[WORK TO COMPLETE]: Below are several items; could you repeat, word for word, the lines starting with the one that contains "- x-tick-label: 0: [595, 398, 600, 407]" and continuing through the one that contains "- y-tick-label: 10: [383, 22, 392, 31]", both included?

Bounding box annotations
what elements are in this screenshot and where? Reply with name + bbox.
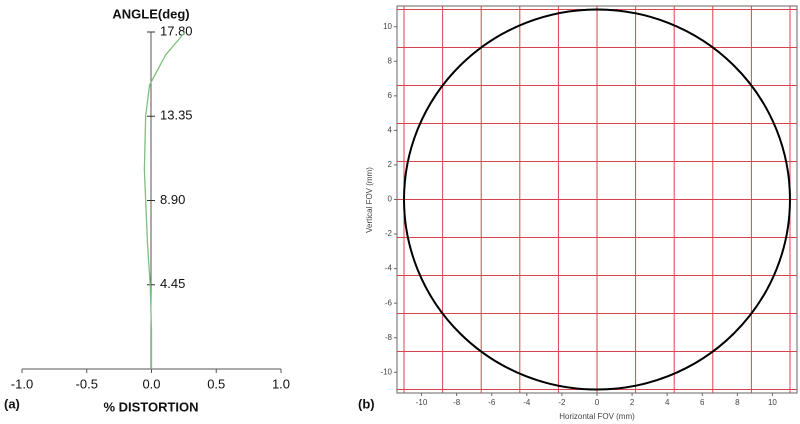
- x-tick-label: 0: [595, 398, 600, 407]
- x-tick-label: 8: [735, 398, 740, 407]
- y-tick-label: -6: [385, 298, 393, 307]
- y-tick-label: 8.90: [160, 192, 185, 207]
- x-tick-label: 4: [665, 398, 670, 407]
- y-tick-label: -2: [385, 229, 393, 238]
- chart-title: ANGLE(deg): [112, 6, 189, 21]
- y-tick-label: 6: [388, 91, 393, 100]
- x-tick-label: 10: [768, 398, 777, 407]
- x-tick-label: -10: [416, 398, 428, 407]
- y-tick-label: -10: [380, 367, 392, 376]
- x-axis-label: Horizontal FOV (mm): [559, 412, 635, 421]
- y-tick-label: 4.45: [160, 276, 185, 291]
- x-tick-label: -4: [523, 398, 531, 407]
- fov-circle: [403, 8, 791, 391]
- y-tick-label: 10: [383, 22, 392, 31]
- y-tick-label: 17.80: [160, 23, 193, 38]
- x-tick-label: 2: [630, 398, 635, 407]
- panel-label: (b): [358, 396, 375, 411]
- panel-label: (a): [4, 396, 20, 411]
- y-tick-label: -4: [385, 264, 393, 273]
- y-tick-label: 4: [388, 126, 393, 135]
- x-tick-label: -1.0: [11, 376, 33, 391]
- y-tick-label: 8: [388, 56, 393, 65]
- y-tick-label: 0: [388, 195, 393, 204]
- y-tick-label: 13.35: [160, 108, 193, 123]
- x-tick-label: -8: [453, 398, 461, 407]
- x-tick-label: 0.5: [207, 376, 225, 391]
- distortion-curve: [143, 31, 186, 369]
- y-tick-label: -8: [385, 333, 393, 342]
- x-tick-label: 0.0: [142, 376, 160, 391]
- y-axis-label: Vertical FOV (mm): [365, 167, 374, 233]
- x-tick-label: 1.0: [272, 376, 290, 391]
- x-tick-label: 6: [700, 398, 705, 407]
- x-tick-label: -6: [488, 398, 496, 407]
- x-axis-label: % DISTORTION: [103, 399, 198, 414]
- y-tick-label: 2: [388, 160, 393, 169]
- x-tick-label: -0.5: [76, 376, 98, 391]
- x-tick-label: -2: [558, 398, 566, 407]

[RESPONSE TO THE EXERCISE]:
- x-tick-label: 0: [595, 398, 600, 407]
- x-tick-label: 8: [735, 398, 740, 407]
- y-tick-label: -6: [385, 298, 393, 307]
- y-tick-label: 8.90: [160, 192, 185, 207]
- x-tick-label: 4: [665, 398, 670, 407]
- y-tick-label: -2: [385, 229, 393, 238]
- chart-title: ANGLE(deg): [112, 6, 189, 21]
- y-tick-label: 6: [388, 91, 393, 100]
- x-tick-label: 10: [768, 398, 777, 407]
- x-tick-label: -10: [416, 398, 428, 407]
- y-tick-label: -10: [380, 367, 392, 376]
- x-axis-label: Horizontal FOV (mm): [559, 412, 635, 421]
- y-tick-label: 4.45: [160, 276, 185, 291]
- x-tick-label: -4: [523, 398, 531, 407]
- fov-circle: [403, 8, 791, 391]
- y-tick-label: 10: [383, 22, 392, 31]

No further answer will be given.